What this task involves: Take each line containing the word "刑法文本中有许多地方都使用了" and copy it.

(Saved data entries)
======

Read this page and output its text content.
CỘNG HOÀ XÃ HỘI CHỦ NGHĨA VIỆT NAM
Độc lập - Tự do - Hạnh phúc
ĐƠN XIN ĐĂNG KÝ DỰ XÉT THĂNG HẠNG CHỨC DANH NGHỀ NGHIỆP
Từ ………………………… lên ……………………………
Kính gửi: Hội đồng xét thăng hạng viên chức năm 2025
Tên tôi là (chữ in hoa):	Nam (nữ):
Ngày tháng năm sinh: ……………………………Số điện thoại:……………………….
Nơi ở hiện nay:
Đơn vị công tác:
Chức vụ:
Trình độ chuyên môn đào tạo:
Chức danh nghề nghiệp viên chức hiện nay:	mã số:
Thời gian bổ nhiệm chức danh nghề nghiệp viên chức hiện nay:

======

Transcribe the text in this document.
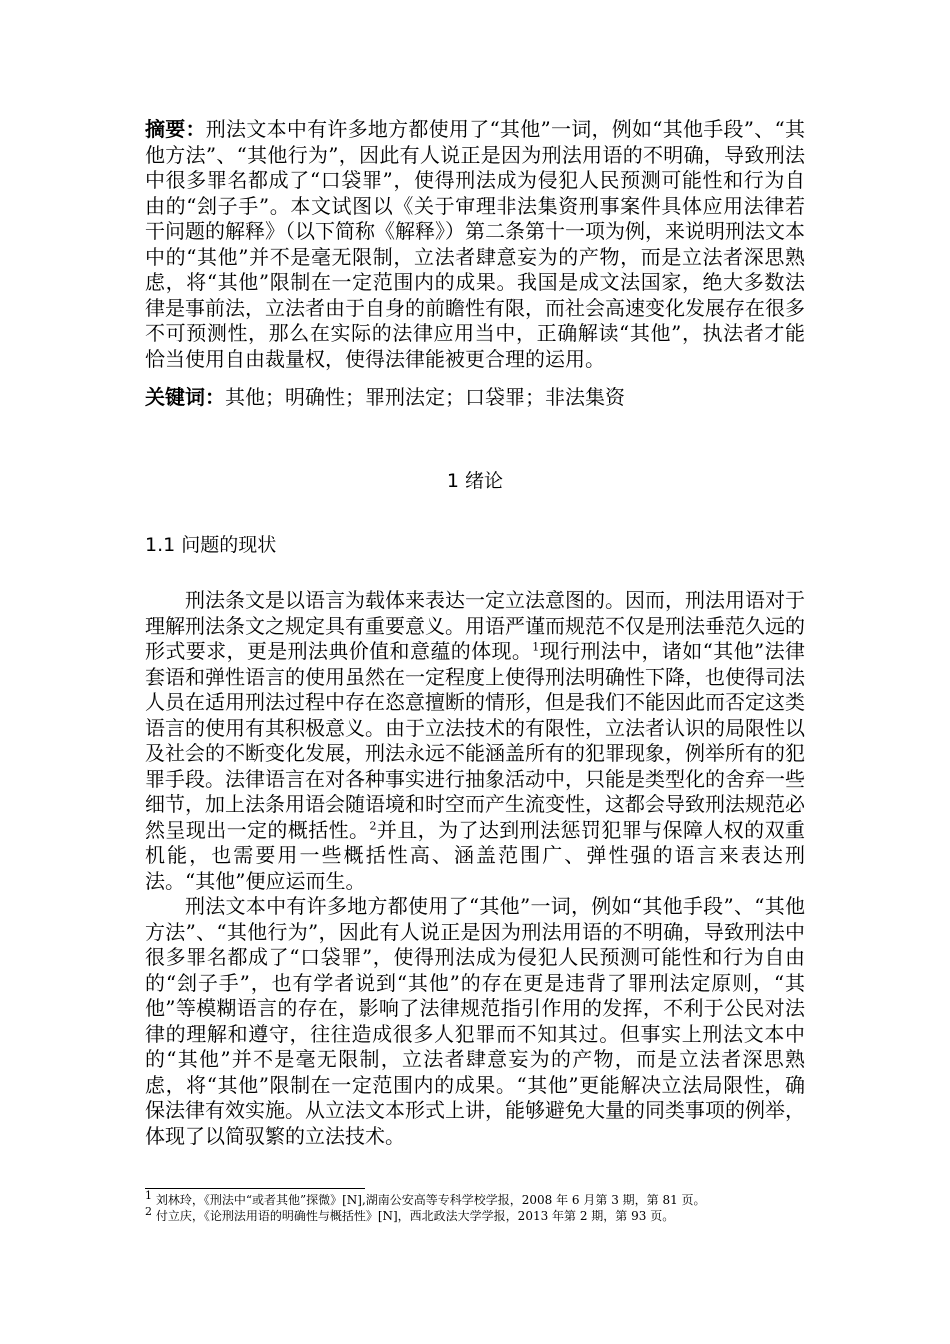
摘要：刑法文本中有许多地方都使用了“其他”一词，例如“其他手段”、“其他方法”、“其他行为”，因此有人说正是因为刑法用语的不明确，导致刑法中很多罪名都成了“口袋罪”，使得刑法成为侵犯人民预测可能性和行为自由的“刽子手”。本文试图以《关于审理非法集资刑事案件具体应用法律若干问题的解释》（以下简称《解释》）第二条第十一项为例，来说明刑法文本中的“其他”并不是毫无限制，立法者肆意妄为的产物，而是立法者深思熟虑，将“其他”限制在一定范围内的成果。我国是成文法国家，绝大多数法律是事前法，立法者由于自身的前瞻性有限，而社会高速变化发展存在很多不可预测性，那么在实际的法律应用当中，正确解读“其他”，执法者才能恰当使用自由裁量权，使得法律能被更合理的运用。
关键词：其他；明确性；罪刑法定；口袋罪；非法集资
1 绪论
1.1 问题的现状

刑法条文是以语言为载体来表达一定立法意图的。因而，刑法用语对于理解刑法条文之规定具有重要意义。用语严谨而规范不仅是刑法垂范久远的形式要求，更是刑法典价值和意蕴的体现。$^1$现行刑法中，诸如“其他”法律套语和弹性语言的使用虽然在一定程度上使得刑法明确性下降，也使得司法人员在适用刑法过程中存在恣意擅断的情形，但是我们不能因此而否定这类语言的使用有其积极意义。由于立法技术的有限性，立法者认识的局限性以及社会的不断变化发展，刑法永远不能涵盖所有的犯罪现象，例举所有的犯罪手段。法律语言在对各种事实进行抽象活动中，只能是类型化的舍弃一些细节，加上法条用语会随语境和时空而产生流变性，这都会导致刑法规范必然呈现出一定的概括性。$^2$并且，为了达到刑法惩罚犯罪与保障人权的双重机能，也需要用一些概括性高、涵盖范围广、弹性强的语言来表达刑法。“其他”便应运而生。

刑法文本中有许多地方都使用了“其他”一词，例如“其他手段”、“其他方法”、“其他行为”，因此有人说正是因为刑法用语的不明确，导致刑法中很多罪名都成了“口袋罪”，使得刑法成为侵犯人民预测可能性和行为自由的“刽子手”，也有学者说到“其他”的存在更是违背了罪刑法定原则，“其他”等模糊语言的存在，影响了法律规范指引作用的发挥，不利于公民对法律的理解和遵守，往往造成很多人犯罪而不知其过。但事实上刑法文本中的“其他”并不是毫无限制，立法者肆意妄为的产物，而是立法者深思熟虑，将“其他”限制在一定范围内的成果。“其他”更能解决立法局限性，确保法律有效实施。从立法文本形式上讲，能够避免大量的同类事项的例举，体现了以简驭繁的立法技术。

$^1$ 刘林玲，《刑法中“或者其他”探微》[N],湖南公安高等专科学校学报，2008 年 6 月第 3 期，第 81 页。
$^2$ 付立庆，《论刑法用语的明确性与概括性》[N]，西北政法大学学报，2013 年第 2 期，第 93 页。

======

Expected answer:
摘要：刑法文本中有许多地方都使用了“其他”一词，例如“其他手段”、“其他方法”、“其他行为”，因此有人说正是因为刑法用语的不明确，导致刑法中很多罪名都成了“口袋罪”，使得刑法成为侵犯人民预测可能性和行为自由的“刽子手”。本文试图以《关于审理非法集资刑事案件具体应用法律若干问题的解释》（以下简称《解释》）第二条第十一项为例，来说明刑法文本中的“其他”并不是毫无限制，立法者肆意妄为的产物，而是立法者深思熟虑，将“其他”限制在一定范围内的成果。我国是成文法国家，绝大多数法律是事前法，立法者由于自身的前瞻性有限，而社会高速变化发展存在很多不可预测性，那么在实际的法律应用当中，正确解读“其他”，执法者才能恰当使用自由裁量权，使得法律能被更合理的运用。
刑法文本中有许多地方都使用了“其他”一词，例如“其他手段”、“其他方法”、“其他行为”，因此有人说正是因为刑法用语的不明确，导致刑法中很多罪名都成了“口袋罪”，使得刑法成为侵犯人民预测可能性和行为自由的“刽子手”，也有学者说到“其他”的存在更是违背了罪刑法定原则，“其他”等模糊语言的存在，影响了法律规范指引作用的发挥，不利于公民对法律的理解和遵守，往往造成很多人犯罪而不知其过。但事实上刑法文本中的“其他”并不是毫无限制，立法者肆意妄为的产物，而是立法者深思熟虑，将“其他”限制在一定范围内的成果。“其他”更能解决立法局限性，确保法律有效实施。从立法文本形式上讲，能够避免大量的同类事项的例举，体现了以简驭繁的立法技术。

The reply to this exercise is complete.